• _What is expected_:
Where does the string "Rich" appear? Copy every line of the entries below that holds it.

• _Provided data_:
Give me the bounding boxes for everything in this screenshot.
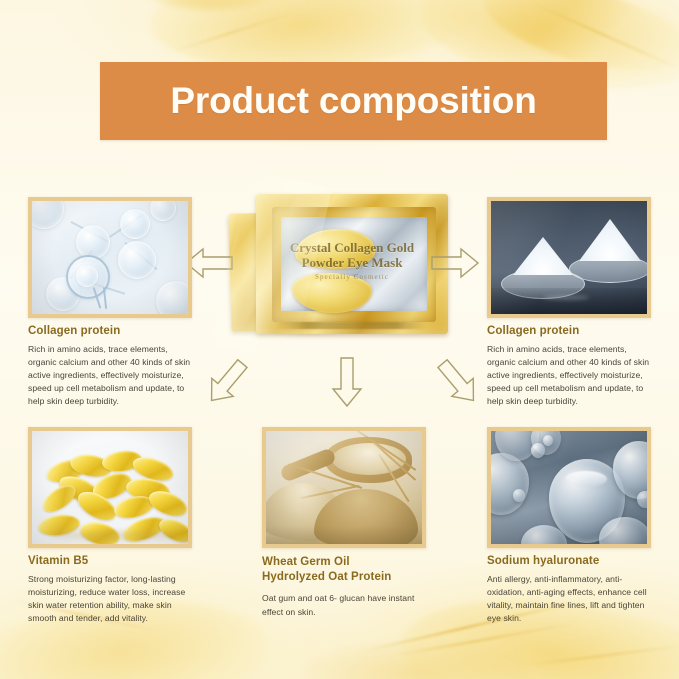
package-inner-foil (272, 207, 436, 322)
eye-patch-upper (294, 227, 376, 271)
ingredient-card-collagen-left: Collagen protein Rich in amino acids, tr… (28, 197, 192, 408)
ingredient-card-vitamin-b5: Vitamin B5 Strong moisturizing factor, l… (28, 427, 192, 625)
card-description: Anti allergy, anti-inflammatory, anti-ox… (487, 573, 651, 625)
eye-patch-lower (291, 272, 372, 315)
arrow-to-vitamin-b5 (205, 358, 249, 406)
golden-softgel-capsules-photo (28, 427, 192, 548)
card-description: Strong moisturizing factor, long-lasting… (28, 573, 192, 625)
card-description: Oat gum and oat 6- glucan have instant e… (262, 592, 426, 618)
card-description: Rich in amino acids, trace elements, org… (28, 343, 192, 408)
package-front-sachet: Crystal Collagen Gold Powder Eye Mask Sp… (256, 194, 448, 334)
product-package-image: Crystal Collagen Gold Powder Eye Mask Sp… (228, 186, 448, 336)
package-bottom-print (278, 322, 426, 329)
ingredient-card-wheat-germ-oil: Wheat Germ Oil Hydrolyzed Oat Protein Oa… (262, 427, 426, 619)
white-powder-petri-dishes-photo (487, 197, 651, 318)
ingredient-card-collagen-right: Collagen protein Rich in amino acids, tr… (487, 197, 651, 408)
arrow-to-wheat-germ-oil (330, 358, 364, 406)
header-banner: Product composition (100, 62, 607, 140)
card-title: Collagen protein (28, 324, 192, 339)
arrow-to-sodium-hyaluronate (436, 358, 480, 406)
page-title: Product composition (170, 80, 536, 122)
card-description: Rich in amino acids, trace elements, org… (487, 343, 651, 408)
water-droplets-macro-photo (487, 427, 651, 548)
card-title: Collagen protein (487, 324, 651, 339)
arrow-to-collagen-left (186, 246, 232, 280)
wheat-grains-oat-scoop-photo (262, 427, 426, 548)
ingredient-card-sodium-hyaluronate: Sodium hyaluronate Anti allergy, anti-in… (487, 427, 651, 625)
arrow-to-collagen-right (432, 246, 478, 280)
package-silver-tray (281, 217, 427, 311)
card-title: Wheat Germ Oil Hydrolyzed Oat Protein (262, 555, 426, 584)
card-title: Sodium hyaluronate (487, 554, 651, 569)
card-title: Vitamin B5 (28, 554, 192, 569)
collagen-molecule-bubbles-photo (28, 197, 192, 318)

• _Response_:
ingredient-card-collagen-left: Collagen protein Rich in amino acids, tr… (28, 197, 192, 408)
card-description: Rich in amino acids, trace elements, org… (28, 343, 192, 408)
ingredient-card-collagen-right: Collagen protein Rich in amino acids, tr… (487, 197, 651, 408)
card-description: Rich in amino acids, trace elements, org… (487, 343, 651, 408)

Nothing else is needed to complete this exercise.